*What you need to do:* Report every line below that holds the word "Google".

•••••

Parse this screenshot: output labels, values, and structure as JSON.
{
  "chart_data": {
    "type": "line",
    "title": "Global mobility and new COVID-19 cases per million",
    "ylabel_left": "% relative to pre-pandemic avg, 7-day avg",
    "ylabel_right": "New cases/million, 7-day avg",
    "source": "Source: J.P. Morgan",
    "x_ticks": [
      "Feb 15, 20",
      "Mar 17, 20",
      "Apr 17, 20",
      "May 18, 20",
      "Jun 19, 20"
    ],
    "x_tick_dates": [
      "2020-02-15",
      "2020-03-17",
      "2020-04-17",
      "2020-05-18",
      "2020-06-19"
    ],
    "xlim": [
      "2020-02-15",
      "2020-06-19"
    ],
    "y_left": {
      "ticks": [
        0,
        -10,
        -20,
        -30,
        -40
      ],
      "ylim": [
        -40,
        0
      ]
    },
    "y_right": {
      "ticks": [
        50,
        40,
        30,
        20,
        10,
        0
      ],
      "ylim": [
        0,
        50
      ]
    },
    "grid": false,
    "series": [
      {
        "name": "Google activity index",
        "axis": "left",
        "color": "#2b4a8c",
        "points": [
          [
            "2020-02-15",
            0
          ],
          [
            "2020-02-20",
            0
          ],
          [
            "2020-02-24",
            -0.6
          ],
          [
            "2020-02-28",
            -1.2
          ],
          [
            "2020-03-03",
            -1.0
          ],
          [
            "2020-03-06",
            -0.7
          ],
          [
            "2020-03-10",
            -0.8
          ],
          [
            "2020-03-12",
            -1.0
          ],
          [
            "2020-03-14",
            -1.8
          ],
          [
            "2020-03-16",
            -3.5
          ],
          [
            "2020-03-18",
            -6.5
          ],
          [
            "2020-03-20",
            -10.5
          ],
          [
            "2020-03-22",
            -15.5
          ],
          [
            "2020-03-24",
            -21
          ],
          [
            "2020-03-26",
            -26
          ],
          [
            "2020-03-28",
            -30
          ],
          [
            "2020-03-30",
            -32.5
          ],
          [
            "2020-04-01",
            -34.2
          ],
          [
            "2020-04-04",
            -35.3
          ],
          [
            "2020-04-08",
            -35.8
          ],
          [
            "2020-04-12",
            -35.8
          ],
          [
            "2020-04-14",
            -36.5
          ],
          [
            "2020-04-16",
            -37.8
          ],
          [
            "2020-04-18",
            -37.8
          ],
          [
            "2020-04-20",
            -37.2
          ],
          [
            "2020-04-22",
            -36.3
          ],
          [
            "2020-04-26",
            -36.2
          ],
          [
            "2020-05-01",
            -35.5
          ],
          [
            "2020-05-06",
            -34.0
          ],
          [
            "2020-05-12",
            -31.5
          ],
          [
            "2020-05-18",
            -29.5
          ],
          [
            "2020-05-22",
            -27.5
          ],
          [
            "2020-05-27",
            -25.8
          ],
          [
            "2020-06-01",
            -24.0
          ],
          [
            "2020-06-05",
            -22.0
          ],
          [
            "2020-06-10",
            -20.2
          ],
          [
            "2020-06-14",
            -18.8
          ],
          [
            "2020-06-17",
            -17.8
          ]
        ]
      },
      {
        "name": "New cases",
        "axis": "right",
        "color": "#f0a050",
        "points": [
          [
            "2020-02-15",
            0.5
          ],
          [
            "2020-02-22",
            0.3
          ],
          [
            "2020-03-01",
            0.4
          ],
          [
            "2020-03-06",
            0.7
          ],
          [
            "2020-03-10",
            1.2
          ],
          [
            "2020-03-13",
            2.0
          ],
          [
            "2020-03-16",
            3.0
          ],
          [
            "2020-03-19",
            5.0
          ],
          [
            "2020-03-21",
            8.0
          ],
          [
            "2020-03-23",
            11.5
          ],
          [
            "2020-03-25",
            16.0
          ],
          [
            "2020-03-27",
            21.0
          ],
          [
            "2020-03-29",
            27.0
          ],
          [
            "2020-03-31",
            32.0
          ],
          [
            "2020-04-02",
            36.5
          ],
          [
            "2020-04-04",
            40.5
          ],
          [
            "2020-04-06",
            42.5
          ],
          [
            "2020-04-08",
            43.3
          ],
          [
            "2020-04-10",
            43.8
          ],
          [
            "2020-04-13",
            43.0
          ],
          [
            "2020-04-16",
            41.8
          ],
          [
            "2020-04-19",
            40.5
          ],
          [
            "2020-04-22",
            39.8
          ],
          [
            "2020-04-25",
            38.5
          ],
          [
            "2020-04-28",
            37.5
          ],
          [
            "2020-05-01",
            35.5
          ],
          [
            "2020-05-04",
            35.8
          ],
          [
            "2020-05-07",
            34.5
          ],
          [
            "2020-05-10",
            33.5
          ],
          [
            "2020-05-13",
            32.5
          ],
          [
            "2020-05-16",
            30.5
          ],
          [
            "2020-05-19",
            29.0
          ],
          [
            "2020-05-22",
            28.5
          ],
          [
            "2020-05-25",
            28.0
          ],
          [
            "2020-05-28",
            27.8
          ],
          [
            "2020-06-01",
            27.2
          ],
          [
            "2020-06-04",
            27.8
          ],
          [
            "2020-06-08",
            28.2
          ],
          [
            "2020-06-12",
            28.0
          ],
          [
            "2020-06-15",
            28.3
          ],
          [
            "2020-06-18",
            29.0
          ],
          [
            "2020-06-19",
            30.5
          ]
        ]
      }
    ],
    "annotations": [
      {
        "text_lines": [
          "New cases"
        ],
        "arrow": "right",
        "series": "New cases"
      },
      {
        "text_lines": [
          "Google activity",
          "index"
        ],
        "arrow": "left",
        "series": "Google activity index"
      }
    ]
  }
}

•••••

*Exercise response:*
        "name": "Google activity index",
          "Google activity",
        "series": "Google activity index"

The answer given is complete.